> Task goal
Pictures do not belong in the copy; restate the records below word for word.

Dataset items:
━━━━━━
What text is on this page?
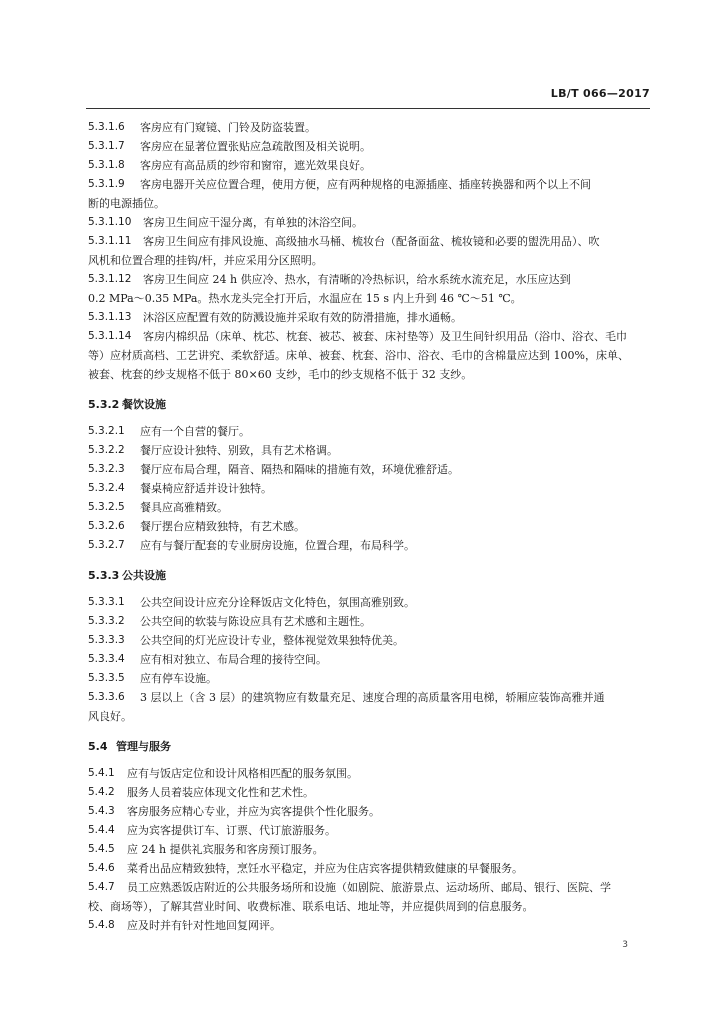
LB/T 066—2017
5.3.1.6	客房应有门窥镜、门铃及防盗装置。
5.3.1.7	客房应在显著位置张贴应急疏散图及相关说明。
5.3.1.8	客房应有高品质的纱帘和窗帘，遮光效果良好。
5.3.1.9	客房电器开关应位置合理，使用方便，应有两种规格的电源插座、插座转换器和两个以上不间
断的电源插位。
5.3.1.10	客房卫生间应干湿分离，有单独的沐浴空间。
5.3.1.11	客房卫生间应有排风设施、高级抽水马桶、梳妆台（配备面盆、梳妆镜和必要的盥洗用品）、吹
风机和位置合理的挂钩/杆，并应采用分区照明。
5.3.1.12	客房卫生间应 24 h 供应冷、热水，有清晰的冷热标识，给水系统水流充足，水压应达到
0.2 MPa～0.35 MPa。热水龙头完全打开后，水温应在 15 s 内上升到 46 ℃～51 ℃。
5.3.1.13	沐浴区应配置有效的防溅设施并采取有效的防滑措施，排水通畅。
5.3.1.14	客房内棉织品（床单、枕芯、枕套、被芯、被套、床衬垫等）及卫生间针织用品（浴巾、浴衣、毛巾
等）应材质高档、工艺讲究、柔软舒适。床单、被套、枕套、浴巾、浴衣、毛巾的含棉量应达到 100%，床单、
被套、枕套的纱支规格不低于 80×60 支纱，毛巾的纱支规格不低于 32 支纱。
5.3.2 餐饮设施
5.3.2.1	应有一个自营的餐厅。
5.3.2.2	餐厅应设计独特、别致，具有艺术格调。
5.3.2.3	餐厅应布局合理，隔音、隔热和隔味的措施有效，环境优雅舒适。
5.3.2.4	餐桌椅应舒适并设计独特。
5.3.2.5	餐具应高雅精致。
5.3.2.6	餐厅摆台应精致独特，有艺术感。
5.3.2.7	应有与餐厅配套的专业厨房设施，位置合理，布局科学。
5.3.3 公共设施
5.3.3.1	公共空间设计应充分诠释饭店文化特色，氛围高雅别致。
5.3.3.2	公共空间的软装与陈设应具有艺术感和主题性。
5.3.3.3	公共空间的灯光应设计专业，整体视觉效果独特优美。
5.3.3.4	应有相对独立、布局合理的接待空间。
5.3.3.5	应有停车设施。
5.3.3.6	3 层以上（含 3 层）的建筑物应有数量充足、速度合理的高质量客用电梯，轿厢应装饰高雅并通
风良好。
5.4 管理与服务
5.4.1	应有与饭店定位和设计风格相匹配的服务氛围。
5.4.2	服务人员着装应体现文化性和艺术性。
5.4.3	客房服务应精心专业，并应为宾客提供个性化服务。
5.4.4	应为宾客提供订车、订票、代订旅游服务。
5.4.5	应 24 h 提供礼宾服务和客房预订服务。
5.4.6	菜肴出品应精致独特，烹饪水平稳定，并应为住店宾客提供精致健康的早餐服务。
5.4.7	员工应熟悉饭店附近的公共服务场所和设施（如剧院、旅游景点、运动场所、邮局、银行、医院、学
校、商场等），了解其营业时间、收费标准、联系电话、地址等，并应提供周到的信息服务。
5.4.8	应及时并有针对性地回复网评。
3
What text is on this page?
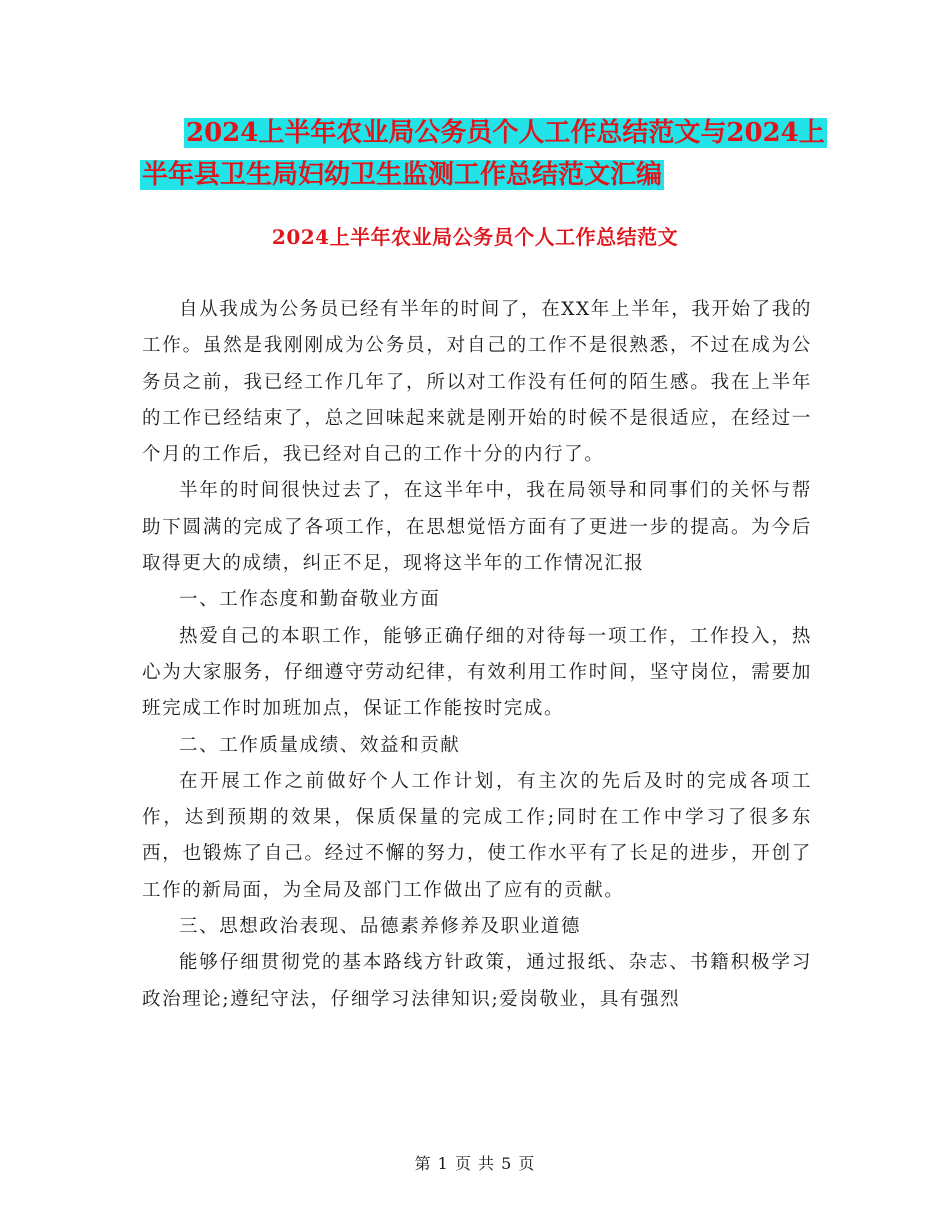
2024上半年农业局公务员个人工作总结范文与2024上
半年县卫生局妇幼卫生监测工作总结范文汇编
2024上半年农业局公务员个人工作总结范文

自从我成为公务员已经有半年的时间了，在XX年上半年，我开始了我的工作。虽然是我刚刚成为公务员，对自己的工作不是很熟悉，不过在成为公务员之前，我已经工作几年了，所以对工作没有任何的陌生感。我在上半年的工作已经结束了，总之回味起来就是刚开始的时候不是很适应，在经过一个月的工作后，我已经对自己的工作十分的内行了。

半年的时间很快过去了，在这半年中，我在局领导和同事们的关怀与帮助下圆满的完成了各项工作，在思想觉悟方面有了更进一步的提高。为今后取得更大的成绩，纠正不足，现将这半年的工作情况汇报

一、工作态度和勤奋敬业方面

热爱自己的本职工作，能够正确仔细的对待每一项工作，工作投入，热心为大家服务，仔细遵守劳动纪律，有效利用工作时间，坚守岗位，需要加班完成工作时加班加点，保证工作能按时完成。

二、工作质量成绩、效益和贡献

在开展工作之前做好个人工作计划，有主次的先后及时的完成各项工作，达到预期的效果，保质保量的完成工作;同时在工作中学习了很多东西，也锻炼了自己。经过不懈的努力，使工作水平有了长足的进步，开创了工作的新局面，为全局及部门工作做出了应有的贡献。

三、思想政治表现、品德素养修养及职业道德

能够仔细贯彻党的基本路线方针政策，通过报纸、杂志、书籍积极学习政治理论;遵纪守法，仔细学习法律知识;爱岗敬业，具有强烈

第 1 页 共 5 页
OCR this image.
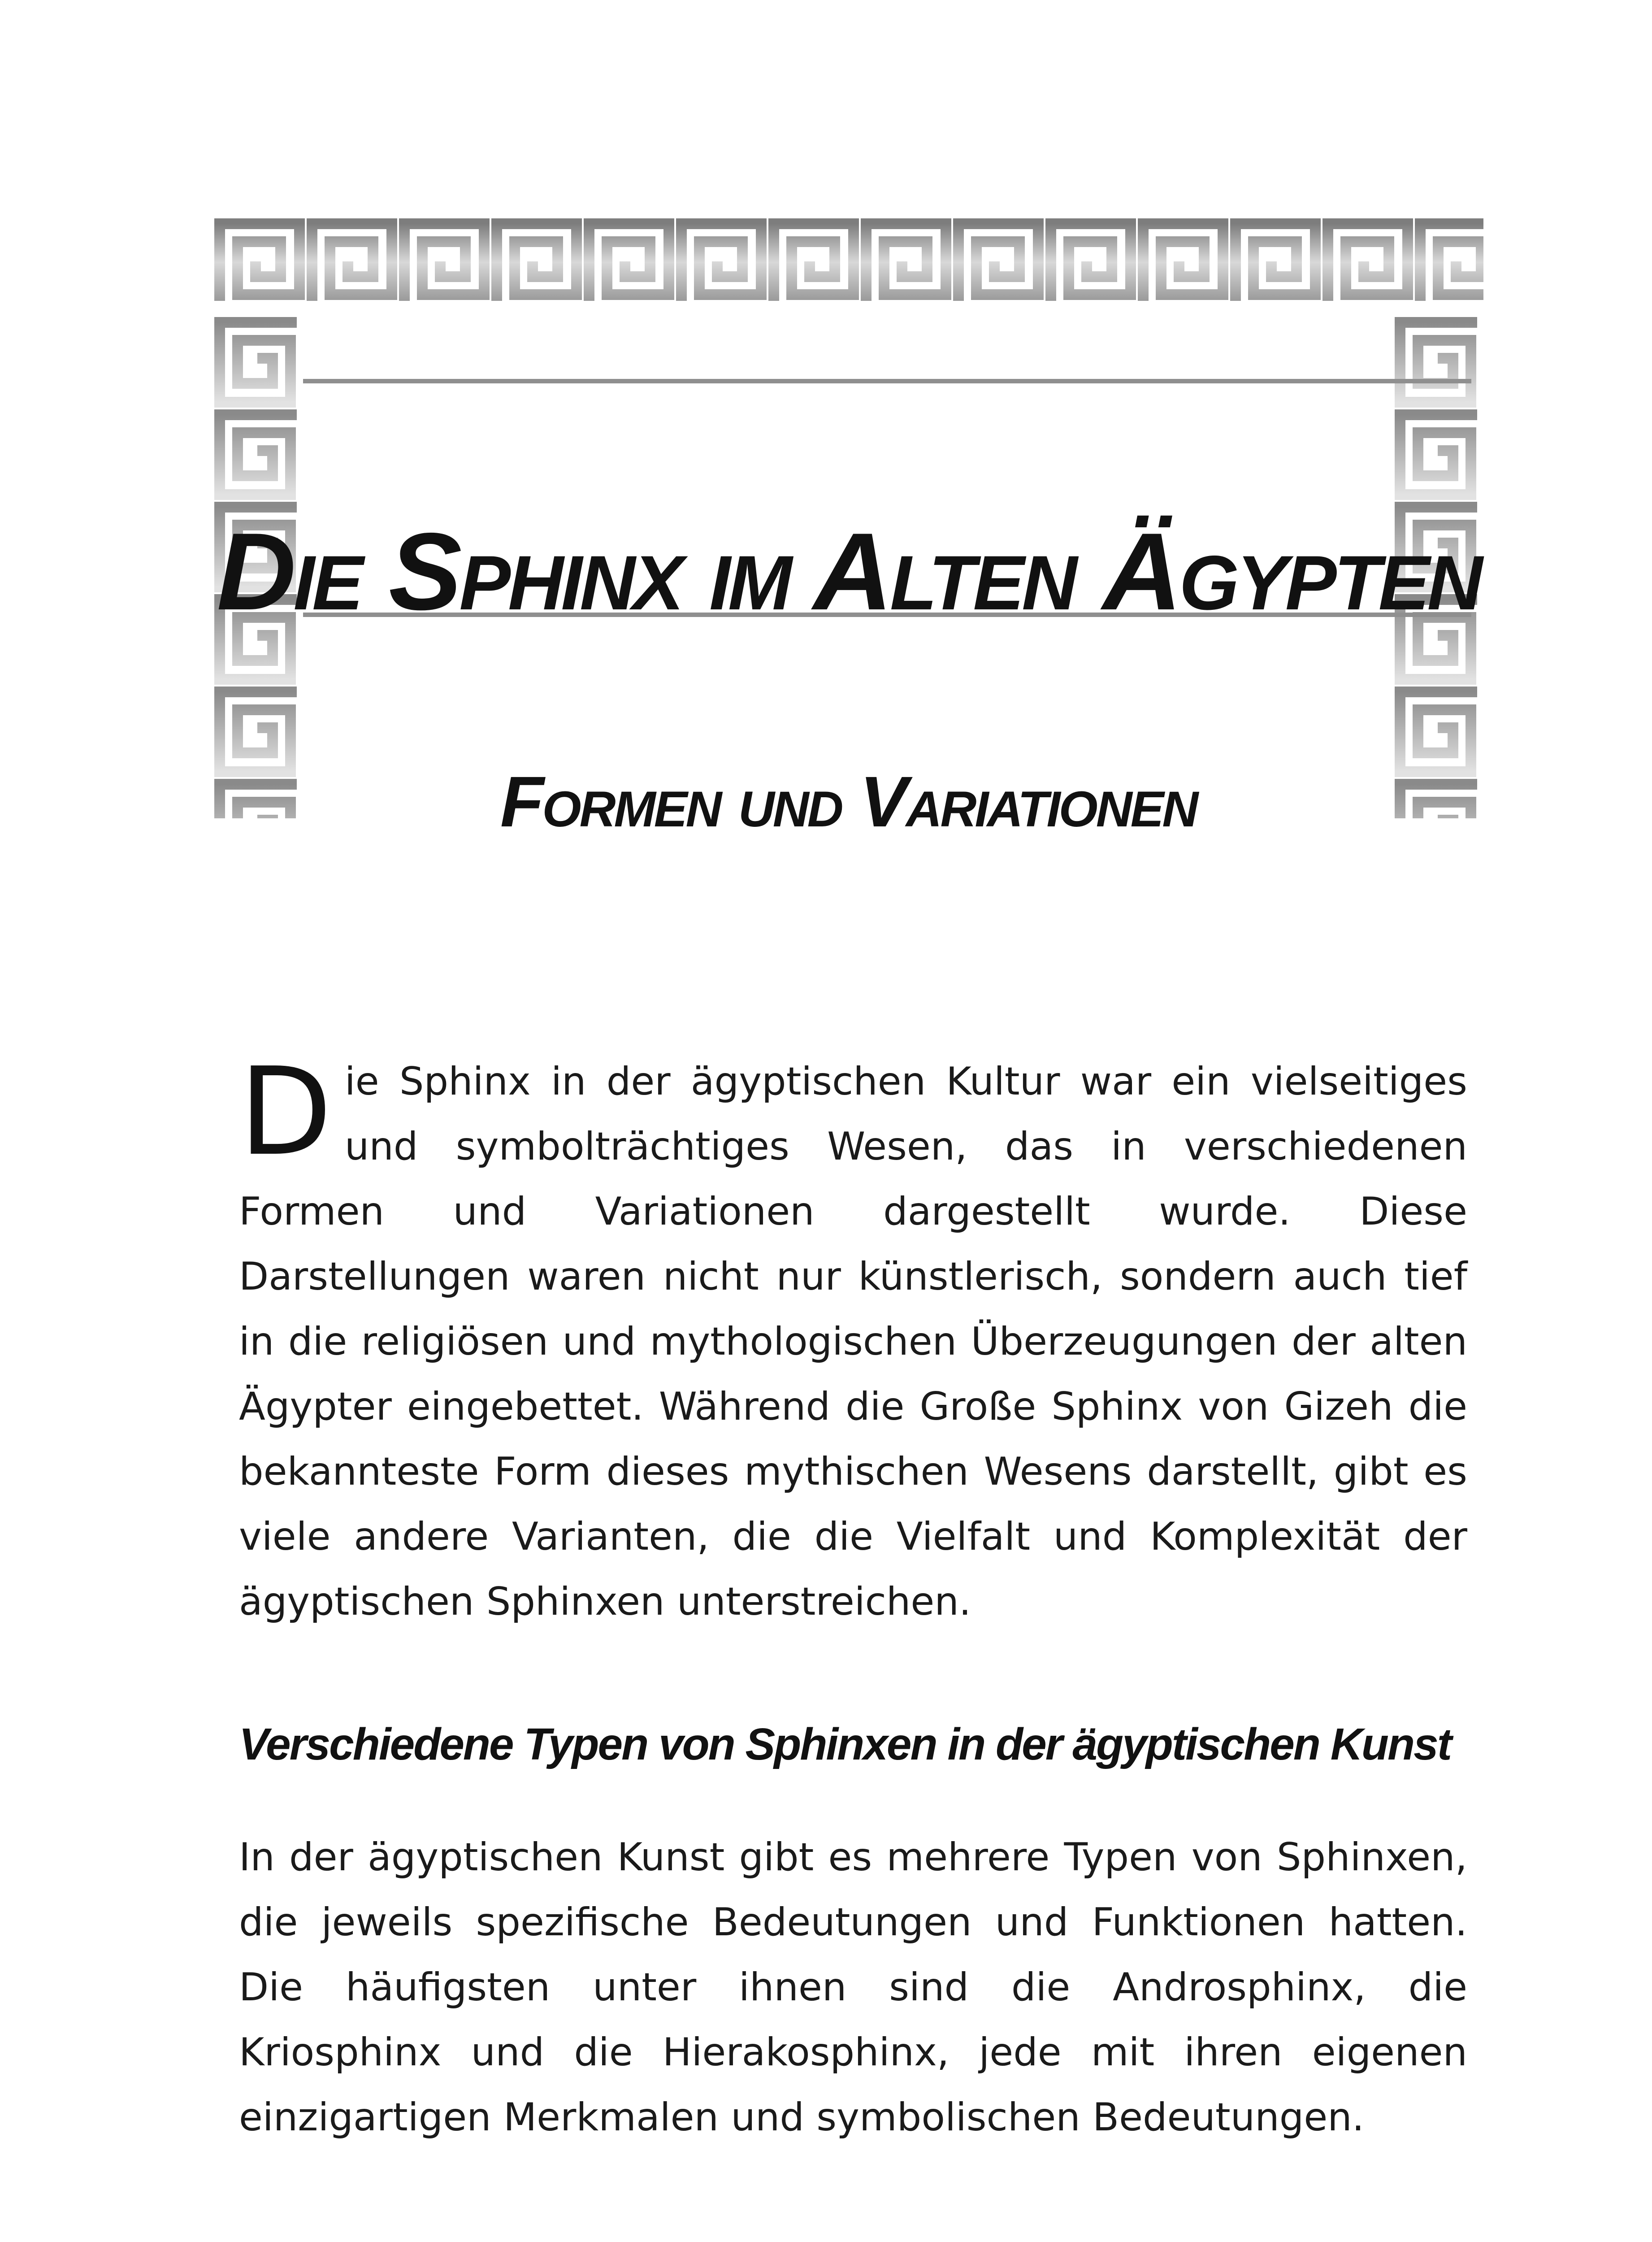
Die Sphinx im Alten Ägypten
Formen und Variationen

Die Sphinx in der ägyptischen Kultur war ein vielseitiges und symbolträchtiges Wesen, das in verschiedenen Formen und Variationen dargestellt wurde. Diese Darstellungen waren nicht nur künstlerisch, sondern auch tief in die religiösen und mythologischen Überzeugungen der alten Ägypter eingebettet. Während die Große Sphinx von Gizeh die bekannteste Form dieses mythischen Wesens darstellt, gibt es viele andere Varianten, die die Vielfalt und Komplexität der ägyptischen Sphinxen unterstreichen.

Verschiedene Typen von Sphinxen in der ägyptischen Kunst

In der ägyptischen Kunst gibt es mehrere Typen von Sphinxen, die jeweils spezifische Bedeutungen und Funktionen hatten. Die häufigsten unter ihnen sind die Androsphinx, die Kriosphinx und die Hierakosphinx, jede mit ihren eigenen einzigartigen Merkmalen und symbolischen Bedeutungen.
━━━━━━
> Finished answer
What text is on this page?
LB/T 066—2017
5.3.1.6	客房应有门窥镜、门铃及防盗装置。
5.3.1.7	客房应在显著位置张贴应急疏散图及相关说明。
5.3.1.8	客房应有高品质的纱帘和窗帘，遮光效果良好。
5.3.1.9	客房电器开关应位置合理，使用方便，应有两种规格的电源插座、插座转换器和两个以上不间
断的电源插位。
5.3.1.10	客房卫生间应干湿分离，有单独的沐浴空间。
5.3.1.11	客房卫生间应有排风设施、高级抽水马桶、梳妆台（配备面盆、梳妆镜和必要的盥洗用品）、吹
风机和位置合理的挂钩/杆，并应采用分区照明。
5.3.1.12	客房卫生间应 24 h 供应冷、热水，有清晰的冷热标识，给水系统水流充足，水压应达到
0.2 MPa～0.35 MPa。热水龙头完全打开后，水温应在 15 s 内上升到 46 ℃～51 ℃。
5.3.1.13	沐浴区应配置有效的防溅设施并采取有效的防滑措施，排水通畅。
5.3.1.14	客房内棉织品（床单、枕芯、枕套、被芯、被套、床衬垫等）及卫生间针织用品（浴巾、浴衣、毛巾
等）应材质高档、工艺讲究、柔软舒适。床单、被套、枕套、浴巾、浴衣、毛巾的含棉量应达到 100%，床单、
被套、枕套的纱支规格不低于 80×60 支纱，毛巾的纱支规格不低于 32 支纱。
5.3.2 餐饮设施
5.3.2.1	应有一个自营的餐厅。
5.3.2.2	餐厅应设计独特、别致，具有艺术格调。
5.3.2.3	餐厅应布局合理，隔音、隔热和隔味的措施有效，环境优雅舒适。
5.3.2.4	餐桌椅应舒适并设计独特。
5.3.2.5	餐具应高雅精致。
5.3.2.6	餐厅摆台应精致独特，有艺术感。
5.3.2.7	应有与餐厅配套的专业厨房设施，位置合理，布局科学。
5.3.3 公共设施
5.3.3.1	公共空间设计应充分诠释饭店文化特色，氛围高雅别致。
5.3.3.2	公共空间的软装与陈设应具有艺术感和主题性。
5.3.3.3	公共空间的灯光应设计专业，整体视觉效果独特优美。
5.3.3.4	应有相对独立、布局合理的接待空间。
5.3.3.5	应有停车设施。
5.3.3.6	3 层以上（含 3 层）的建筑物应有数量充足、速度合理的高质量客用电梯，轿厢应装饰高雅并通
风良好。
5.4 管理与服务
5.4.1	应有与饭店定位和设计风格相匹配的服务氛围。
5.4.2	服务人员着装应体现文化性和艺术性。
5.4.3	客房服务应精心专业，并应为宾客提供个性化服务。
5.4.4	应为宾客提供订车、订票、代订旅游服务。
5.4.5	应 24 h 提供礼宾服务和客房预订服务。
5.4.6	菜肴出品应精致独特，烹饪水平稳定，并应为住店宾客提供精致健康的早餐服务。
5.4.7	员工应熟悉饭店附近的公共服务场所和设施（如剧院、旅游景点、运动场所、邮局、银行、医院、学
校、商场等），了解其营业时间、收费标准、联系电话、地址等，并应提供周到的信息服务。
5.4.8	应及时并有针对性地回复网评。
3
What text is on this page?
2024上半年农业局公务员个人工作总结范文与2024上
半年县卫生局妇幼卫生监测工作总结范文汇编
2024上半年农业局公务员个人工作总结范文

自从我成为公务员已经有半年的时间了，在XX年上半年，我开始了我的工作。虽然是我刚刚成为公务员，对自己的工作不是很熟悉，不过在成为公务员之前，我已经工作几年了，所以对工作没有任何的陌生感。我在上半年的工作已经结束了，总之回味起来就是刚开始的时候不是很适应，在经过一个月的工作后，我已经对自己的工作十分的内行了。

半年的时间很快过去了，在这半年中，我在局领导和同事们的关怀与帮助下圆满的完成了各项工作，在思想觉悟方面有了更进一步的提高。为今后取得更大的成绩，纠正不足，现将这半年的工作情况汇报

一、工作态度和勤奋敬业方面

热爱自己的本职工作，能够正确仔细的对待每一项工作，工作投入，热心为大家服务，仔细遵守劳动纪律，有效利用工作时间，坚守岗位，需要加班完成工作时加班加点，保证工作能按时完成。

二、工作质量成绩、效益和贡献

在开展工作之前做好个人工作计划，有主次的先后及时的完成各项工作，达到预期的效果，保质保量的完成工作;同时在工作中学习了很多东西，也锻炼了自己。经过不懈的努力，使工作水平有了长足的进步，开创了工作的新局面，为全局及部门工作做出了应有的贡献。

三、思想政治表现、品德素养修养及职业道德

能够仔细贯彻党的基本路线方针政策，通过报纸、杂志、书籍积极学习政治理论;遵纪守法，仔细学习法律知识;爱岗敬业，具有强烈

第 1 页 共 5 页
OCR this image.
Die Sphinx im Alten Ägypten
Formen und Variationen

Die Sphinx in der ägyptischen Kultur war ein vielseitiges und symbolträchtiges Wesen, das in verschiedenen Formen und Variationen dargestellt wurde. Diese Darstellungen waren nicht nur künstlerisch, sondern auch tief in die religiösen und mythologischen Überzeugungen der alten Ägypter eingebettet. Während die Große Sphinx von Gizeh die bekannteste Form dieses mythischen Wesens darstellt, gibt es viele andere Varianten, die die Vielfalt und Komplexität der ägyptischen Sphinxen unterstreichen.

Verschiedene Typen von Sphinxen in der ägyptischen Kunst

In der ägyptischen Kunst gibt es mehrere Typen von Sphinxen, die jeweils spezifische Bedeutungen und Funktionen hatten. Die häufigsten unter ihnen sind die Androsphinx, die Kriosphinx und die Hierakosphinx, jede mit ihren eigenen einzigartigen Merkmalen und symbolischen Bedeutungen.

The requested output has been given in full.